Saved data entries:
↓

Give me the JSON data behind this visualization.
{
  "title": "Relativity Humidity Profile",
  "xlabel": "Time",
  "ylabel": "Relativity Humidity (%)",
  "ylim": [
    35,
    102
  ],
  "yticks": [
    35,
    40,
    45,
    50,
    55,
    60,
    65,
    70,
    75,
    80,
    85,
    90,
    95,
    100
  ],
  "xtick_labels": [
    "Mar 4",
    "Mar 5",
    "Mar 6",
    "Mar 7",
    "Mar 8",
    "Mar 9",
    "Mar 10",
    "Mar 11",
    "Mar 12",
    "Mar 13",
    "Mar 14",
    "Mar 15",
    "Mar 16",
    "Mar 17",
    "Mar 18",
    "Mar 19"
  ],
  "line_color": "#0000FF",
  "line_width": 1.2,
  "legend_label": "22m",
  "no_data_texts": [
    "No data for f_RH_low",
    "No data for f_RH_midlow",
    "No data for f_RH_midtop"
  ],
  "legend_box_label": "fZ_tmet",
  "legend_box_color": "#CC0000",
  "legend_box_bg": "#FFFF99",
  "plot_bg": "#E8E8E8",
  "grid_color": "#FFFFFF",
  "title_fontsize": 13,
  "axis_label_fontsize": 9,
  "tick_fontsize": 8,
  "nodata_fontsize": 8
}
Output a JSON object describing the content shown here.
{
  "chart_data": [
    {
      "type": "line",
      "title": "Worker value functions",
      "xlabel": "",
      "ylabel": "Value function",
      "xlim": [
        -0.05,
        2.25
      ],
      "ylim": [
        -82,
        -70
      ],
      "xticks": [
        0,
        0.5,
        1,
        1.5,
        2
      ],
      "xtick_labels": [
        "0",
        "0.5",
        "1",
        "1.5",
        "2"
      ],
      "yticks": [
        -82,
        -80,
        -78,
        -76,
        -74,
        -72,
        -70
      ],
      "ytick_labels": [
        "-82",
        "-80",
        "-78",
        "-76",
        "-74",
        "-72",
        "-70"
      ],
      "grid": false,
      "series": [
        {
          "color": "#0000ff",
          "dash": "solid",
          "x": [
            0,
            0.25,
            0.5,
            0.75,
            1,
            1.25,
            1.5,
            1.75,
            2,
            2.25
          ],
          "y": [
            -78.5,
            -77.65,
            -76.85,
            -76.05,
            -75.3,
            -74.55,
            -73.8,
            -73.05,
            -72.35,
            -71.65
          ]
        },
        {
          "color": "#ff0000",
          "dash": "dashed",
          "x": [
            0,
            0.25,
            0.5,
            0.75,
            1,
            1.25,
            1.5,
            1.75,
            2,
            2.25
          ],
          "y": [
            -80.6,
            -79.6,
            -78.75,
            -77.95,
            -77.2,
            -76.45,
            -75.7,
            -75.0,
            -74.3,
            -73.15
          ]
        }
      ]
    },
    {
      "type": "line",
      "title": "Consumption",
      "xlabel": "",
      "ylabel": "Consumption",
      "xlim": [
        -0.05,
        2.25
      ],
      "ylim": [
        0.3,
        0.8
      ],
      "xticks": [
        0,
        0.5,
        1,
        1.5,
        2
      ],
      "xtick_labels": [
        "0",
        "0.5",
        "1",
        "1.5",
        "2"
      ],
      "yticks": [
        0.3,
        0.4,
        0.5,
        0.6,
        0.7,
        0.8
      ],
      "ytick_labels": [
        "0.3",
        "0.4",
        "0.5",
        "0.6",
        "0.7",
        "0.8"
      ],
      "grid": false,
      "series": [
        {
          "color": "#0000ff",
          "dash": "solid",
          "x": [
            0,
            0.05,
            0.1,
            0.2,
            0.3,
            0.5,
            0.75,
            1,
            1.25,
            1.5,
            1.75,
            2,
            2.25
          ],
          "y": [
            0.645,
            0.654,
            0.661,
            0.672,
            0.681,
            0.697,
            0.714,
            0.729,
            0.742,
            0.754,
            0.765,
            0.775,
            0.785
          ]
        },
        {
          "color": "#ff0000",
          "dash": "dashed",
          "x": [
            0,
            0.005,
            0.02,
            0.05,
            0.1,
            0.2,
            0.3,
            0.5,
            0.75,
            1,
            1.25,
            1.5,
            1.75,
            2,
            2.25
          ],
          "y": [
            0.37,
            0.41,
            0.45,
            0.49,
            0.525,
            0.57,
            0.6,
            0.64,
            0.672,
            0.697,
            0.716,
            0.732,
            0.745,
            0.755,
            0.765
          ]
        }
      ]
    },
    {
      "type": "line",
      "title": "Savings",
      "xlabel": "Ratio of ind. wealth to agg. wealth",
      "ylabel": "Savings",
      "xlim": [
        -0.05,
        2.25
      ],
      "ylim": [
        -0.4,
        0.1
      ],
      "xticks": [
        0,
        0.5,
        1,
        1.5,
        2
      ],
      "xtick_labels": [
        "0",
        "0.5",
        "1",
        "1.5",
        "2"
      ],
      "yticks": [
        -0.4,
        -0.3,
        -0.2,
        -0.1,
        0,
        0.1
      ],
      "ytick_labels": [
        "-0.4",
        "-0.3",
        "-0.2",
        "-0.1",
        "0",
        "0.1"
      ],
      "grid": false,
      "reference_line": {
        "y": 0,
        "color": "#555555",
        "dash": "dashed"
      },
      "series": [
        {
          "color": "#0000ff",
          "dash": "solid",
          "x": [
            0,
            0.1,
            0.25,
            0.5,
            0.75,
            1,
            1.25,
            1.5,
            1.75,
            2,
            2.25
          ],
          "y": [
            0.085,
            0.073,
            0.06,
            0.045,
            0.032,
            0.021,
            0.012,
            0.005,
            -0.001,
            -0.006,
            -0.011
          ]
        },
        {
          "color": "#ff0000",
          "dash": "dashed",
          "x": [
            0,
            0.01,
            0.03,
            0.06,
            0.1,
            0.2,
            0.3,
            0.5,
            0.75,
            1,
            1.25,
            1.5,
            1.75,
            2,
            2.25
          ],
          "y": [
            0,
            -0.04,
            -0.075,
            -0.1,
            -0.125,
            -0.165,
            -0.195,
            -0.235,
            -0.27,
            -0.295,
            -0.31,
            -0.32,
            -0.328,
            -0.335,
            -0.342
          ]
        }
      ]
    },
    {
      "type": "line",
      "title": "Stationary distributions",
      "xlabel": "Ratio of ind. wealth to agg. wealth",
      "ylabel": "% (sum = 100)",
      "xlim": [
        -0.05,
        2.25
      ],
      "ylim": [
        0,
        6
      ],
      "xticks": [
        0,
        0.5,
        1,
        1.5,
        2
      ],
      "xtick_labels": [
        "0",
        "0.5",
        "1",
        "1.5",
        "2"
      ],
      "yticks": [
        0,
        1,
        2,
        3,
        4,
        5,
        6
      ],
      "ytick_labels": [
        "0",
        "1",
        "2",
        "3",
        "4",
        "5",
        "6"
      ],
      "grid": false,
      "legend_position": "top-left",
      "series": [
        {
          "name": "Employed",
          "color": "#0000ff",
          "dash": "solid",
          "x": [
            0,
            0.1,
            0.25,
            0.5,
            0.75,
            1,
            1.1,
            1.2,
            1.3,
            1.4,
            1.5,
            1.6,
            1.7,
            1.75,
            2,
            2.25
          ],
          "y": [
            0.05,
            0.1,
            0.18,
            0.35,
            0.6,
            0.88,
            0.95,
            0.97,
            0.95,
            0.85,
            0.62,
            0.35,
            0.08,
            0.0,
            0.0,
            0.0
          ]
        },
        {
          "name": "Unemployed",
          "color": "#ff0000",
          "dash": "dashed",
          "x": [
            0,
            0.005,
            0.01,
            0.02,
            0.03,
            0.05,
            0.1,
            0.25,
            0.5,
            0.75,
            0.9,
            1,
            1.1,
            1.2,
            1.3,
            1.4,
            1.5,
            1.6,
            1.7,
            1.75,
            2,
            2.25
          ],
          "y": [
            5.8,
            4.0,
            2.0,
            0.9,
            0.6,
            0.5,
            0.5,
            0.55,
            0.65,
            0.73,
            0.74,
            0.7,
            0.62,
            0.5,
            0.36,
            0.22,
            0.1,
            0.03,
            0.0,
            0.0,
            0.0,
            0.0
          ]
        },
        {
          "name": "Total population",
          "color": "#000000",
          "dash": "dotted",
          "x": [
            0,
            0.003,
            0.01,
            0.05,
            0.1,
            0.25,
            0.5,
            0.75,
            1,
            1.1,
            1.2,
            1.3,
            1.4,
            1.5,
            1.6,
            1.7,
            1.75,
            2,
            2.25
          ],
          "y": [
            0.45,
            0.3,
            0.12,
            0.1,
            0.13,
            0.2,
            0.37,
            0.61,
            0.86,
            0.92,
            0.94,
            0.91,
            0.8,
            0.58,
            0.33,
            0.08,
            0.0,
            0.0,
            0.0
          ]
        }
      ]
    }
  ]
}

↑

Some lines of the records may hold the word "JSON". How many do? Answer with a number and nothing else.

2